— START —
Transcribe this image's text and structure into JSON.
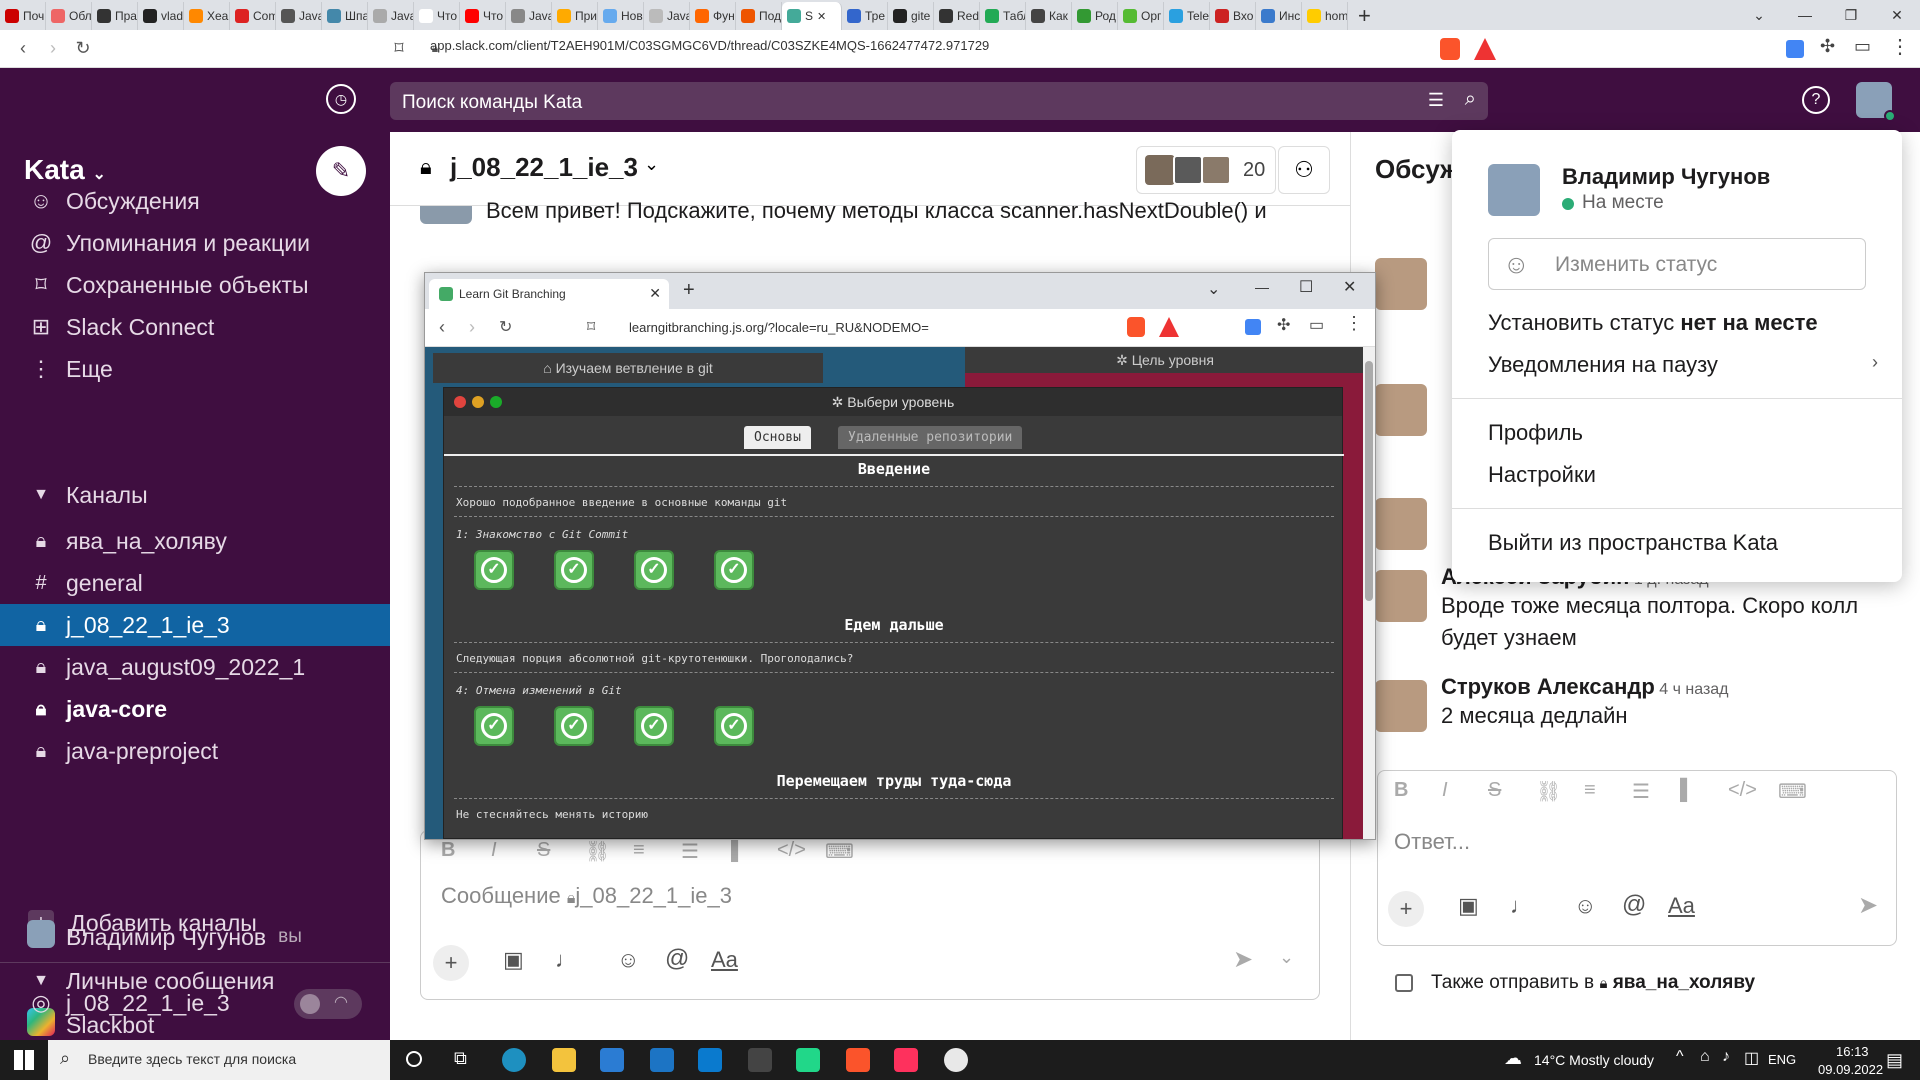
{
  "browser": {
    "tabs": [
      "Поч",
      "Обл",
      "Пра",
      "vlad",
      "Хеа",
      "Com",
      "Java",
      "Шпа",
      "Java",
      "Что",
      "Что",
      "Java",
      "При",
      "Нов",
      "Java",
      "Фун",
      "Под",
      "S",
      "Тре",
      "gite",
      "Red",
      "Табл",
      "Как",
      "Род",
      "Орг",
      "Tele",
      "Вхо",
      "Инс",
      "hom"
    ],
    "url": "app.slack.com/client/T2AEH901M/C03SGMGC6VD/thread/C03SZKE4MQS-1662477472.971729"
  },
  "slack": {
    "search_placeholder": "Поиск команды Kata",
    "workspace": "Kata",
    "nav": [
      "Обсуждения",
      "Упоминания и реакции",
      "Сохраненные объекты",
      "Slack Connect",
      "Еще"
    ],
    "channels_header": "Каналы",
    "channels": [
      "ява_на_холяву",
      "general",
      "j_08_22_1_ie_3",
      "java_august09_2022_1",
      "java-core",
      "java-preproject"
    ],
    "add_channels": "Добавить каналы",
    "dm_header": "Личные сообщения",
    "dms": [
      "Slackbot",
      "Владимир Чугунов"
    ],
    "dm_you": "вы",
    "huddle_channel": "j_08_22_1_ie_3",
    "channel_title": "j_08_22_1_ie_3",
    "member_count": "20",
    "partial_msg": "Всем привет! Подскажите, почему методы класса scanner.hasNextDouble() и",
    "composer_placeholder": "Сообщение",
    "composer_channel": "j_08_22_1_ie_3",
    "thread_title": "Обсуж",
    "thread_messages": [
      {
        "name": "Алексей Зарубин",
        "time": "1 д. назад",
        "text": "Вроде тоже месяца полтора. Скоро колл будет узнаем"
      },
      {
        "name": "Струков Александр",
        "time": "4 ч назад",
        "text": "2 месяца дедлайн"
      }
    ],
    "reply_placeholder": "Ответ...",
    "also_send": "Также отправить в",
    "also_send_channel": "ява_на_холяву"
  },
  "profile_menu": {
    "name": "Владимир Чугунов",
    "status": "На месте",
    "change_status": "Изменить статус",
    "set_away_prefix": "Установить статус",
    "set_away_bold": "нет на месте",
    "pause": "Уведомления на паузу",
    "profile": "Профиль",
    "settings": "Настройки",
    "signout": "Выйти из пространства Kata"
  },
  "gitwin": {
    "tab_title": "Learn Git Branching",
    "url": "learngitbranching.js.org/?locale=ru_RU&NODEMO=",
    "bg_win1": "Изучаем ветвление в git",
    "bg_win2": "Цель уровня",
    "dialog_title": "Выбери уровень",
    "tabs": [
      "Основы",
      "Удаленные репозитории"
    ],
    "sections": [
      {
        "title": "Введение",
        "desc": "Хорошо подобранное введение в основные команды git",
        "sub": "1: Знакомство с Git Commit"
      },
      {
        "title": "Едем дальше",
        "desc": "Следующая порция абсолютной git-крутотенюшки. Проголодались?",
        "sub": "4: Отмена изменений в Git"
      },
      {
        "title": "Перемещаем труды туда-сюда",
        "desc": "Не стесняйтесь менять историю",
        "sub": ""
      }
    ]
  },
  "taskbar": {
    "search": "Введите здесь текст для поиска",
    "weather": "14°C  Mostly cloudy",
    "lang": "ENG",
    "time": "16:13",
    "date": "09.09.2022"
  }
}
— END —
§ **WHAT IS NEEDED**:
Give an exact reproduction of every line, leaving out any picture.

§ **IN RESPONSE**:
Transcribe this image's text and structure into JSON.
{
  "browser": {
    "tabs": [
      "Поч",
      "Обл",
      "Пра",
      "vlad",
      "Хеа",
      "Com",
      "Java",
      "Шпа",
      "Java",
      "Что",
      "Что",
      "Java",
      "При",
      "Нов",
      "Java",
      "Фун",
      "Под",
      "S",
      "Тре",
      "gite",
      "Red",
      "Табл",
      "Как",
      "Род",
      "Орг",
      "Tele",
      "Вхо",
      "Инс",
      "hom"
    ],
    "url": "app.slack.com/client/T2AEH901M/C03SGMGC6VD/thread/C03SZKE4MQS-1662477472.971729"
  },
  "slack": {
    "search_placeholder": "Поиск команды Kata",
    "workspace": "Kata",
    "nav": [
      "Обсуждения",
      "Упоминания и реакции",
      "Сохраненные объекты",
      "Slack Connect",
      "Еще"
    ],
    "channels_header": "Каналы",
    "channels": [
      "ява_на_холяву",
      "general",
      "j_08_22_1_ie_3",
      "java_august09_2022_1",
      "java-core",
      "java-preproject"
    ],
    "add_channels": "Добавить каналы",
    "dm_header": "Личные сообщения",
    "dms": [
      "Slackbot",
      "Владимир Чугунов"
    ],
    "dm_you": "вы",
    "huddle_channel": "j_08_22_1_ie_3",
    "channel_title": "j_08_22_1_ie_3",
    "member_count": "20",
    "partial_msg": "Всем привет! Подскажите, почему методы класса scanner.hasNextDouble() и",
    "composer_placeholder": "Сообщение",
    "composer_channel": "j_08_22_1_ie_3",
    "thread_title": "Обсуж",
    "thread_messages": [
      {
        "name": "Алексей Зарубин",
        "time": "1 д. назад",
        "text": "Вроде тоже месяца полтора. Скоро колл будет узнаем"
      },
      {
        "name": "Струков Александр",
        "time": "4 ч назад",
        "text": "2 месяца дедлайн"
      }
    ],
    "reply_placeholder": "Ответ...",
    "also_send": "Также отправить в",
    "also_send_channel": "ява_на_холяву"
  },
  "profile_menu": {
    "name": "Владимир Чугунов",
    "status": "На месте",
    "change_status": "Изменить статус",
    "set_away_prefix": "Установить статус",
    "set_away_bold": "нет на месте",
    "pause": "Уведомления на паузу",
    "profile": "Профиль",
    "settings": "Настройки",
    "signout": "Выйти из пространства Kata"
  },
  "gitwin": {
    "tab_title": "Learn Git Branching",
    "url": "learngitbranching.js.org/?locale=ru_RU&NODEMO=",
    "bg_win1": "Изучаем ветвление в git",
    "bg_win2": "Цель уровня",
    "dialog_title": "Выбери уровень",
    "tabs": [
      "Основы",
      "Удаленные репозитории"
    ],
    "sections": [
      {
        "title": "Введение",
        "desc": "Хорошо подобранное введение в основные команды git",
        "sub": "1: Знакомство с Git Commit"
      },
      {
        "title": "Едем дальше",
        "desc": "Следующая порция абсолютной git-крутотенюшки. Проголодались?",
        "sub": "4: Отмена изменений в Git"
      },
      {
        "title": "Перемещаем труды туда-сюда",
        "desc": "Не стесняйтесь менять историю",
        "sub": ""
      }
    ]
  },
  "taskbar": {
    "search": "Введите здесь текст для поиска",
    "weather": "14°C  Mostly cloudy",
    "lang": "ENG",
    "time": "16:13",
    "date": "09.09.2022"
  }
}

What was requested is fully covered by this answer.